Select lines where the word "windows" appears.

+-------+

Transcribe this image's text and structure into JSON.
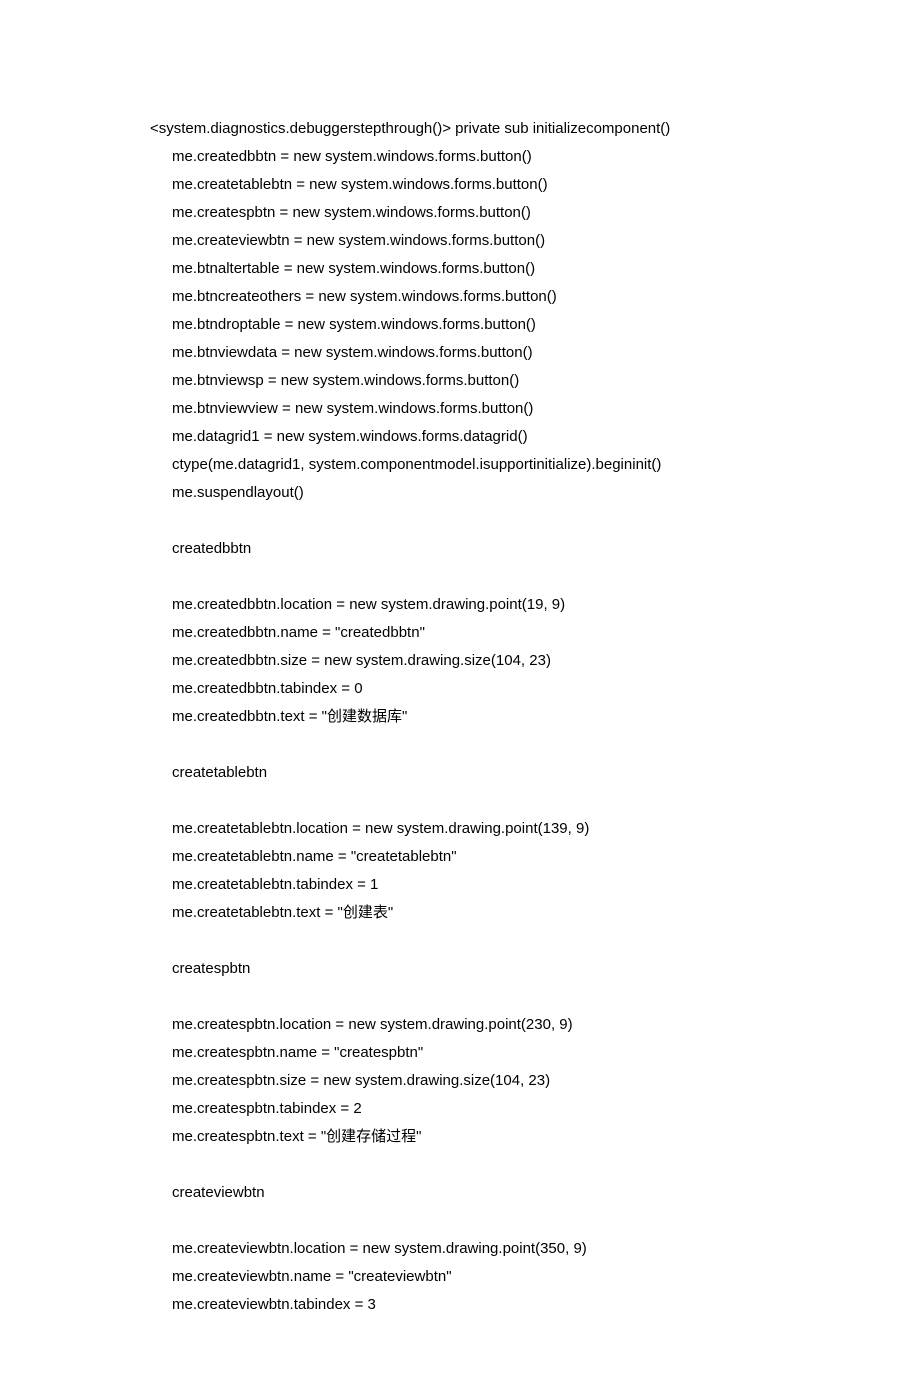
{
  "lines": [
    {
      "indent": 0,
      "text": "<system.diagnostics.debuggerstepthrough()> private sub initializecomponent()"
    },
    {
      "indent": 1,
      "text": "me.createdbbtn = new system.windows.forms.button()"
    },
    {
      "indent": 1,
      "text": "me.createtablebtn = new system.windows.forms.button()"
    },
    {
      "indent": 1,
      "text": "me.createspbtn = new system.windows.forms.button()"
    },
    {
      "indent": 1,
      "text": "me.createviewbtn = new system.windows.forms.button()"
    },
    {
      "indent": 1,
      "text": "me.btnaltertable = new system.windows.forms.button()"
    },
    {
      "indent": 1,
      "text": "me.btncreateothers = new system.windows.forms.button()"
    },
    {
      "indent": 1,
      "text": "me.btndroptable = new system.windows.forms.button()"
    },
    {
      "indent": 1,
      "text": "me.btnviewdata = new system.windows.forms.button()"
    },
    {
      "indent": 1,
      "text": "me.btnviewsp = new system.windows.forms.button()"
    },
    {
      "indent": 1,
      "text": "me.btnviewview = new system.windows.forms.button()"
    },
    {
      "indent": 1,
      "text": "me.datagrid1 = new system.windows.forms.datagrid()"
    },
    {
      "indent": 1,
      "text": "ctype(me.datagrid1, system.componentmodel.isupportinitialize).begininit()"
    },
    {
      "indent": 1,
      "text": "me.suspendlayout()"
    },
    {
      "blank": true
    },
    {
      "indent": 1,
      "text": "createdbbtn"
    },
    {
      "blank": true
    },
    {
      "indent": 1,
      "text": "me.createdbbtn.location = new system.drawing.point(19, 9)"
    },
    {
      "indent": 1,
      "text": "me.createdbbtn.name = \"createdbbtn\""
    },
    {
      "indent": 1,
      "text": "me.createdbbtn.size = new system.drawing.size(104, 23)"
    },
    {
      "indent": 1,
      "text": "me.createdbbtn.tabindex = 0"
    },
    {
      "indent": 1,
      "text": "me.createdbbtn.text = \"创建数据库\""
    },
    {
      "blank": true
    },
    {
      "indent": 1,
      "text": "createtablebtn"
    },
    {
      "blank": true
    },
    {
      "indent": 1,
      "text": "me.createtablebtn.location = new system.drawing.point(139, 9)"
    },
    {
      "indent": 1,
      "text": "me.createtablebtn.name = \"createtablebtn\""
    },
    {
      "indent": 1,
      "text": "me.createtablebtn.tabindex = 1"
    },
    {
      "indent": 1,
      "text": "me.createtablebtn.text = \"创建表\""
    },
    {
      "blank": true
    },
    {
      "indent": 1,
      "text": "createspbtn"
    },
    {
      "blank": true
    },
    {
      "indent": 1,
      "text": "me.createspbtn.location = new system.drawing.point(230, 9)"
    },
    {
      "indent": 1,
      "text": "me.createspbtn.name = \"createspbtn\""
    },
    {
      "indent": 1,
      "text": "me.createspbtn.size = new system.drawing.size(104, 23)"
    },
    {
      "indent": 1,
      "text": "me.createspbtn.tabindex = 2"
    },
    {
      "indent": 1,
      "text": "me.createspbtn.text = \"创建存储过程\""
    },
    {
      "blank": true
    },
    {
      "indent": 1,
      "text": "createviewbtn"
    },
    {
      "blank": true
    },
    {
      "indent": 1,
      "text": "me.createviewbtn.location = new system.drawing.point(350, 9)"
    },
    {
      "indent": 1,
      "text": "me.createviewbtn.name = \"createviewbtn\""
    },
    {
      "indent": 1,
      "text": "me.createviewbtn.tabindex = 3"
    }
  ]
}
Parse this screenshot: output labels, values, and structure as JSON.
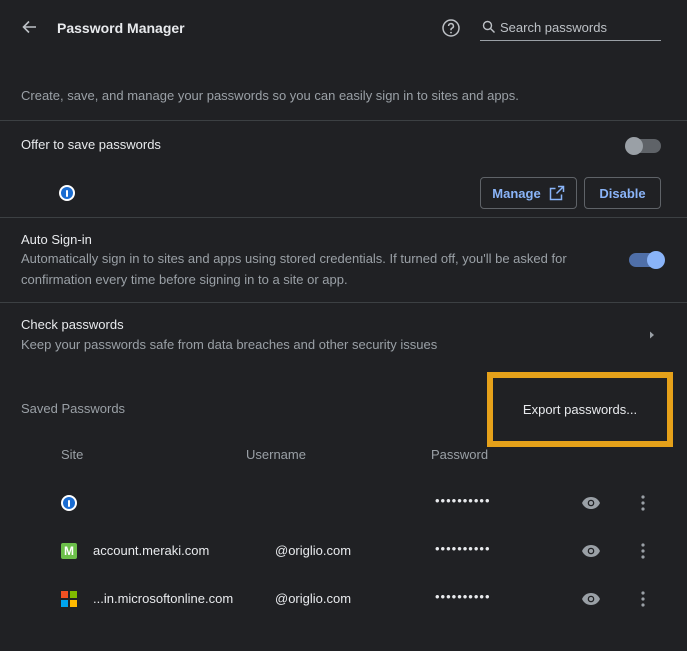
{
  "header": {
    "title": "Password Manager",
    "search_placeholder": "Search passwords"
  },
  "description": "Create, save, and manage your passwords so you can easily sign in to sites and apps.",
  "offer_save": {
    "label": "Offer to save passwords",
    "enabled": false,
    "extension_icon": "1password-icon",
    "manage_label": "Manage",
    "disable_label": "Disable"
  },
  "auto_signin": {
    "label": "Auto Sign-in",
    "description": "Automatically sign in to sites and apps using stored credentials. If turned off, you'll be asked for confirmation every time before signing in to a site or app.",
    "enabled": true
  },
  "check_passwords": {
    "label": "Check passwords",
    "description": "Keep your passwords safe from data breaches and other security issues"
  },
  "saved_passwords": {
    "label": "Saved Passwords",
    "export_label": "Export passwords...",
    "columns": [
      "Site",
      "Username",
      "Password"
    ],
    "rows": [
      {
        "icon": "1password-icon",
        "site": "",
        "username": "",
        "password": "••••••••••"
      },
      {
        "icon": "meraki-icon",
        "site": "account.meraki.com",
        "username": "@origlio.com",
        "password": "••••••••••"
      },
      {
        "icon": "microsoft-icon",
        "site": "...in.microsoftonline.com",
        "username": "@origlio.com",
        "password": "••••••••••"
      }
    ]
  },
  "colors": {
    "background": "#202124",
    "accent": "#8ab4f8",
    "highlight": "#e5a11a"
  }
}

+-------+

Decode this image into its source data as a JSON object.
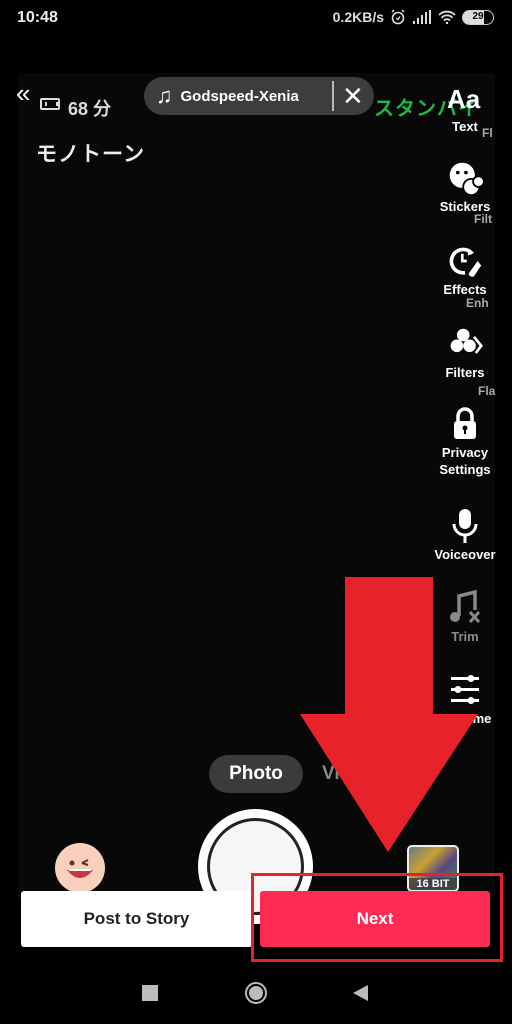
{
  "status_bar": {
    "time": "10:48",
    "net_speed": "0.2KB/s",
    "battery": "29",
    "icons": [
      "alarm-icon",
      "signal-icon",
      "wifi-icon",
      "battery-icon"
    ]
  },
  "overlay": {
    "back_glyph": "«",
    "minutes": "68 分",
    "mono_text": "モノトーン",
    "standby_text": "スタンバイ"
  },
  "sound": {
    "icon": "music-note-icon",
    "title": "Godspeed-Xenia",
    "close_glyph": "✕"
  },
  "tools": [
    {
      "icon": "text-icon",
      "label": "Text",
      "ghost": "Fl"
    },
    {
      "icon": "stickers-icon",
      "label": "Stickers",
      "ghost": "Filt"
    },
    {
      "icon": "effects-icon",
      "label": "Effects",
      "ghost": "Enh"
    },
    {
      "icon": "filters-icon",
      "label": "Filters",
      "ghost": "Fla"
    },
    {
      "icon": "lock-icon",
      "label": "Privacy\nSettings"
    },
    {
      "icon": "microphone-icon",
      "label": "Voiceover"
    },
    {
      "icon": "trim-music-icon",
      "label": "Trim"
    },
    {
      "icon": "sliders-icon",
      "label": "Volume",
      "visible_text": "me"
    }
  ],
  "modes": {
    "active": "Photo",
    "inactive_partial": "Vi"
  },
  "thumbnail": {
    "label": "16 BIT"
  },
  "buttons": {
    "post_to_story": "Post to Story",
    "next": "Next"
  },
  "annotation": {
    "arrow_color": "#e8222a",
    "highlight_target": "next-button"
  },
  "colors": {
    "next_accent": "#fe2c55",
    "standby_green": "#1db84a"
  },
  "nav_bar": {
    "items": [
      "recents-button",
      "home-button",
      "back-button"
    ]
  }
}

+-------+

### Result below
      "text": "me.createdbbtn = new system.windows.forms.button()"
      "text": "me.createtablebtn = new system.windows.forms.button()"
      "text": "me.createspbtn = new system.windows.forms.button()"
      "text": "me.createviewbtn = new system.windows.forms.button()"
      "text": "me.btnaltertable = new system.windows.forms.button()"
      "text": "me.btncreateothers = new system.windows.forms.button()"
      "text": "me.btndroptable = new system.windows.forms.button()"
      "text": "me.btnviewdata = new system.windows.forms.button()"
      "text": "me.btnviewsp = new system.windows.forms.button()"
      "text": "me.btnviewview = new system.windows.forms.button()"
      "text": "me.datagrid1 = new system.windows.forms.datagrid()"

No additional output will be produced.